MATERIAL TO PROCESS:
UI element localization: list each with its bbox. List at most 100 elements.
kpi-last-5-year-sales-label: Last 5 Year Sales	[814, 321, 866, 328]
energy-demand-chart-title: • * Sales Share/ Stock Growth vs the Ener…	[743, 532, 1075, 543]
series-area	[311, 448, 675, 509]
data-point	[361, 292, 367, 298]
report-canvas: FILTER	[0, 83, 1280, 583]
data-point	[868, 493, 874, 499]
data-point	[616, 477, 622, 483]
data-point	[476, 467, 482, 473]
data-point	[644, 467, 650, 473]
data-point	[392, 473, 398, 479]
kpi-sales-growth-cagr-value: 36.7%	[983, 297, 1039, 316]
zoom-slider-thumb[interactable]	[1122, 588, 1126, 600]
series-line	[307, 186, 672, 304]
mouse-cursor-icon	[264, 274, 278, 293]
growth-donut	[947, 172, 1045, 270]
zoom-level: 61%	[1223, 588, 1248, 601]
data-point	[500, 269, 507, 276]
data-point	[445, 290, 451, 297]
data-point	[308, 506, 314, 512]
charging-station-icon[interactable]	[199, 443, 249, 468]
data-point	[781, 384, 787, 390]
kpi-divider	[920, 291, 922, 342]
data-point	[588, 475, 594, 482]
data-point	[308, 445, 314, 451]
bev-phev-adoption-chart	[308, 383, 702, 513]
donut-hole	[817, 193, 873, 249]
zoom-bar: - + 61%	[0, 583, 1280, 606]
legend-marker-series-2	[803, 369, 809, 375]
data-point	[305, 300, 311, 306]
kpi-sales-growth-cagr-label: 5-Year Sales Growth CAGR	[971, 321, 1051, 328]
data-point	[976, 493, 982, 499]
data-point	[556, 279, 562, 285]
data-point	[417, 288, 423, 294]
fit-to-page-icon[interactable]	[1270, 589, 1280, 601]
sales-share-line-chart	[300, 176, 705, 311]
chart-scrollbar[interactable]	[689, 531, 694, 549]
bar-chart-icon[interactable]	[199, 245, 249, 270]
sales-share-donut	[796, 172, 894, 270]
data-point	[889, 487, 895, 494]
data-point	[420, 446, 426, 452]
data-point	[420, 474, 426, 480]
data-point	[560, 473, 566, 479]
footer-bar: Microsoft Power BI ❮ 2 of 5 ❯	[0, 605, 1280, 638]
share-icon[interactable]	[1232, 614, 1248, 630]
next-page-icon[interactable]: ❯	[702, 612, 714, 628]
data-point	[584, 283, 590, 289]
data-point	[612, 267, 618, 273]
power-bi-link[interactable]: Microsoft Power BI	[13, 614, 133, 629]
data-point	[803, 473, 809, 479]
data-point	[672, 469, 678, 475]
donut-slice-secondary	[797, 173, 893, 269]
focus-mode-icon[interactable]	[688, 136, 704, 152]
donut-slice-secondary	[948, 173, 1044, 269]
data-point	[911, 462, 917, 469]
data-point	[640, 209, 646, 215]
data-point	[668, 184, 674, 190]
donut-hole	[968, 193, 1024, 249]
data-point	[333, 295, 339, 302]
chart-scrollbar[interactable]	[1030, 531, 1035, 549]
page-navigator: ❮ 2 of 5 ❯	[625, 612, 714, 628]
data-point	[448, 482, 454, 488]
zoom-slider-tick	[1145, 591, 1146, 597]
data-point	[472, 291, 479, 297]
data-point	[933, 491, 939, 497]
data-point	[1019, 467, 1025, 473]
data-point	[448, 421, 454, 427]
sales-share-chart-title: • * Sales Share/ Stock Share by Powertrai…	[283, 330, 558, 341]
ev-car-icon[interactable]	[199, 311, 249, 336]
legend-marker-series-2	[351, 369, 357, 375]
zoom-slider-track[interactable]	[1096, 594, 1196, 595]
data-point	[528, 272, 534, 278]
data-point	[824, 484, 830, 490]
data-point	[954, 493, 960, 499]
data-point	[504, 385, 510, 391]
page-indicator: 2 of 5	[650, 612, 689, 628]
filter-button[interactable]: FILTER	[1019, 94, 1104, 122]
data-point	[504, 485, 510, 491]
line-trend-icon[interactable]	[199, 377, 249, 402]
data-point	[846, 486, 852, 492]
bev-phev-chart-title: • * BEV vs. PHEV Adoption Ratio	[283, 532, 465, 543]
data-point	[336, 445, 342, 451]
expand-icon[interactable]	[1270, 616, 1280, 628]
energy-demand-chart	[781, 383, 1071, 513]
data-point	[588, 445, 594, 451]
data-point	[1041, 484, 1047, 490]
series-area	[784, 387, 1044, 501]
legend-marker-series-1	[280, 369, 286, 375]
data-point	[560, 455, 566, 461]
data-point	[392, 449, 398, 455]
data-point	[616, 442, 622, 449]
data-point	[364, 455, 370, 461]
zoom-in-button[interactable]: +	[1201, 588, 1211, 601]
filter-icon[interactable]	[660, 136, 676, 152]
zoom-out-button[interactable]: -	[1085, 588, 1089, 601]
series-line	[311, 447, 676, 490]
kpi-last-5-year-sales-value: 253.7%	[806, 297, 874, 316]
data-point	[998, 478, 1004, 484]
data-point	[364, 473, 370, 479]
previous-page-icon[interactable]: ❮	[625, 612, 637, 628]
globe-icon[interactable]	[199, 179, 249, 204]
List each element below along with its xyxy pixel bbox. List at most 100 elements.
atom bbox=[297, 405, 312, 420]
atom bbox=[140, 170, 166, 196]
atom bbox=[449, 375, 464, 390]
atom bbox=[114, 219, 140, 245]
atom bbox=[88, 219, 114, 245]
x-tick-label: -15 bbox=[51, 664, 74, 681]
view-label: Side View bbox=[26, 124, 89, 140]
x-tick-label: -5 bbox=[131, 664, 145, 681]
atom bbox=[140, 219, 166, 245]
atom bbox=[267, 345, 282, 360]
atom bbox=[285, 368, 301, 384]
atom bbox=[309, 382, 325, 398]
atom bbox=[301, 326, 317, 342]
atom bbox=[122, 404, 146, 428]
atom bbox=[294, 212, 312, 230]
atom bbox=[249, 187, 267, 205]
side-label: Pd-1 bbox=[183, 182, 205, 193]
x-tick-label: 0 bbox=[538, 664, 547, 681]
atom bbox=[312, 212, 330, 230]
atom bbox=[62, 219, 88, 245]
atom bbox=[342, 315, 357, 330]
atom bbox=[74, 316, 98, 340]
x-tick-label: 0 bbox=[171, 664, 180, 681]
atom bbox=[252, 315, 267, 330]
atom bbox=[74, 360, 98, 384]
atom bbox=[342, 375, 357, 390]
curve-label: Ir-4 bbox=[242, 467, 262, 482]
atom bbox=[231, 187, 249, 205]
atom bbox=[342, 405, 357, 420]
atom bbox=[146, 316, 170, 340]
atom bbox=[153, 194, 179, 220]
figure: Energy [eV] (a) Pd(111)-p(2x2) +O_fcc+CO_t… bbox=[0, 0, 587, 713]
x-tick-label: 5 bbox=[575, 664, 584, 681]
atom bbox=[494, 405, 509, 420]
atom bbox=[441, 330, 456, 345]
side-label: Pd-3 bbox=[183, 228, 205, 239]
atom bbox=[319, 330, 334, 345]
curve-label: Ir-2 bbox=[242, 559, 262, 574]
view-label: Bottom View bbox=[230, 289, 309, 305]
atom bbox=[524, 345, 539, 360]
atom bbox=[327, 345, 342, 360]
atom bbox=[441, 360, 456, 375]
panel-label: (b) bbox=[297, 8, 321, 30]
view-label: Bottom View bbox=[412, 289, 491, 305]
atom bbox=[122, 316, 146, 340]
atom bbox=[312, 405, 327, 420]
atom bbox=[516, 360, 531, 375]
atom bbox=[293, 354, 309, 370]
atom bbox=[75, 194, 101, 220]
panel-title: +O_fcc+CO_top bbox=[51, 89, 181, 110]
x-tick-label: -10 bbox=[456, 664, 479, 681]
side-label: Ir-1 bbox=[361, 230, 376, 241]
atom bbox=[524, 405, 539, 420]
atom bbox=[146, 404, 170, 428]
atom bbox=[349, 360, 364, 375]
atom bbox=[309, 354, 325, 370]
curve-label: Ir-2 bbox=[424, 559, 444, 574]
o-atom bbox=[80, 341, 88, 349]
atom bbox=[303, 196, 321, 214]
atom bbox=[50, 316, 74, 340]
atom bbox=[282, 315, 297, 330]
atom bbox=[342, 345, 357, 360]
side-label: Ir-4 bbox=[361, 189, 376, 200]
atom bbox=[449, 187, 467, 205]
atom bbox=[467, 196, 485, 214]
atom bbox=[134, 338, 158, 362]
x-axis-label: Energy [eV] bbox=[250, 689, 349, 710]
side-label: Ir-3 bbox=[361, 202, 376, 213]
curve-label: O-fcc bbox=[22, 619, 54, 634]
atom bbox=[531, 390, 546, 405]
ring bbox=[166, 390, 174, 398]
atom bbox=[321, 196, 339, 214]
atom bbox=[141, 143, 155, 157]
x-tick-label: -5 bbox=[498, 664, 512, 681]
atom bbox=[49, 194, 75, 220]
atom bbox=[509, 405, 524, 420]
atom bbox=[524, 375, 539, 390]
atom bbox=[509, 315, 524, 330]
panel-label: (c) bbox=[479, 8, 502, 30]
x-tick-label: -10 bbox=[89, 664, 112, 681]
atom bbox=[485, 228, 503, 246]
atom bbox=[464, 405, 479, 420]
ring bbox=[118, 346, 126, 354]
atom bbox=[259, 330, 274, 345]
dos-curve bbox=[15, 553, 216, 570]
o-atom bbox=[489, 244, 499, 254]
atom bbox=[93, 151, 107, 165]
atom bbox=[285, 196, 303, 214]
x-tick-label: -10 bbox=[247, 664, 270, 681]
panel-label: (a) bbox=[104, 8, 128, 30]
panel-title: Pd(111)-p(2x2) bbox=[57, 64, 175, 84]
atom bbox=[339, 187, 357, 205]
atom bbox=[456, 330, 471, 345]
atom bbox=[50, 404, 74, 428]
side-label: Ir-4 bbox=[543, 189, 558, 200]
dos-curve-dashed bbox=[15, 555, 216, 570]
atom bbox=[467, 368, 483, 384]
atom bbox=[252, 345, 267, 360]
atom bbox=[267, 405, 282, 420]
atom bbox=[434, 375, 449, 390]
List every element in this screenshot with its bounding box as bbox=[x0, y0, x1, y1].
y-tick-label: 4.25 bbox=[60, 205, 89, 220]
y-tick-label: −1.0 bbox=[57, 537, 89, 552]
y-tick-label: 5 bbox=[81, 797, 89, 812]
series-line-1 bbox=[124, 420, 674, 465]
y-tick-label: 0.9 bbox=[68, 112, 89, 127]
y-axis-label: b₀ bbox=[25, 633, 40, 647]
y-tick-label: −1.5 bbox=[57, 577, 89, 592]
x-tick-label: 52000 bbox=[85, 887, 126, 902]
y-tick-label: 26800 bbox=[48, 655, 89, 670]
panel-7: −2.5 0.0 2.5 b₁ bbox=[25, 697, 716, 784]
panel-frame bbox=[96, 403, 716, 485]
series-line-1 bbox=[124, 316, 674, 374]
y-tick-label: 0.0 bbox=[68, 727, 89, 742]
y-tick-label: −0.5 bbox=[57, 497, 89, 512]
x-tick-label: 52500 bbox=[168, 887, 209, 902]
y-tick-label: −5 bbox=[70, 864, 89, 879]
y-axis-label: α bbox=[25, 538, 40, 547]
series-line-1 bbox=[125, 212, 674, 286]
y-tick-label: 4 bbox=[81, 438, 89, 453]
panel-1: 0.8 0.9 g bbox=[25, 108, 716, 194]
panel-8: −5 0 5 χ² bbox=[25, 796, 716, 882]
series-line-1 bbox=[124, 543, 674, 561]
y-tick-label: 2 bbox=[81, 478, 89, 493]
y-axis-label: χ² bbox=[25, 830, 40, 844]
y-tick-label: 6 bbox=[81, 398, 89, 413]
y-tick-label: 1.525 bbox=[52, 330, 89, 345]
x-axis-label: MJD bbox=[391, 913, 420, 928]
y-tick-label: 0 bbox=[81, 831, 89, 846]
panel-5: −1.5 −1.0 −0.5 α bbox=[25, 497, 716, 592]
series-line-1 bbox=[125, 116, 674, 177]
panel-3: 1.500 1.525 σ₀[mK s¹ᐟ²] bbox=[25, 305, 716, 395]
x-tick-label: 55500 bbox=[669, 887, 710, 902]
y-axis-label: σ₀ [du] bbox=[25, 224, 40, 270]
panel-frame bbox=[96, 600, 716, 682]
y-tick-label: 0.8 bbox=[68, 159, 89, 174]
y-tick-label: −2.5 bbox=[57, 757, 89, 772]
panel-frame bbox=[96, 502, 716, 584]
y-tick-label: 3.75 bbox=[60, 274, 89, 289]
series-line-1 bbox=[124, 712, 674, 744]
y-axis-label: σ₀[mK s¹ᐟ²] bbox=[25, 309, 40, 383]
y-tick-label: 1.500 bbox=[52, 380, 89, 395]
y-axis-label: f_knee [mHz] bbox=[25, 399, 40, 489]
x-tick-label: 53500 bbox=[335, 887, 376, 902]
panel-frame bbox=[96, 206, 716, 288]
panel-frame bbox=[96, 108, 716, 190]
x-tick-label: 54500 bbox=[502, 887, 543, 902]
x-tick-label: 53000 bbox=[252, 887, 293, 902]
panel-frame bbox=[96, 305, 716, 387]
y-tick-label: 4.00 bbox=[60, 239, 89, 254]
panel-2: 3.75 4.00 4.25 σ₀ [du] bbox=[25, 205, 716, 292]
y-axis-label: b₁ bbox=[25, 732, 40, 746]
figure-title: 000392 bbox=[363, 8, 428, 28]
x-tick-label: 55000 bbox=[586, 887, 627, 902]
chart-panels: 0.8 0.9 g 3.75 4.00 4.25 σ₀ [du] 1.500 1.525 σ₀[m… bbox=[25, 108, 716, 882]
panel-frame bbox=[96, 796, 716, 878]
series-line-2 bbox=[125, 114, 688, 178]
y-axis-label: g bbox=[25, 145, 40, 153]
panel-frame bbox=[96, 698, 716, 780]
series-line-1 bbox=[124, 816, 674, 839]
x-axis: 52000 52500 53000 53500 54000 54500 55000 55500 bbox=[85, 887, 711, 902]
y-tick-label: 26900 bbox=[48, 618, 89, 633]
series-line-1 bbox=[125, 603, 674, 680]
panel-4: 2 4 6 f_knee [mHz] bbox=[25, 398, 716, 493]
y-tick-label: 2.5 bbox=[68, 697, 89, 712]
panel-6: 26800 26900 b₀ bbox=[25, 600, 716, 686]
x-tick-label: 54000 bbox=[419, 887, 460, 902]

AIM OF THE EXERCISE:
Quote the lines of the listing above, starting with its first line and going on through the line that contains "448, 675, 509]".

SOLUTION TO THIS TASK:
UI element localization: list each with its bbox. List at most 100 elements.
kpi-last-5-year-sales-label: Last 5 Year Sales	[814, 321, 866, 328]
energy-demand-chart-title: • * Sales Share/ Stock Growth vs the Ener…	[743, 532, 1075, 543]
series-area	[311, 448, 675, 509]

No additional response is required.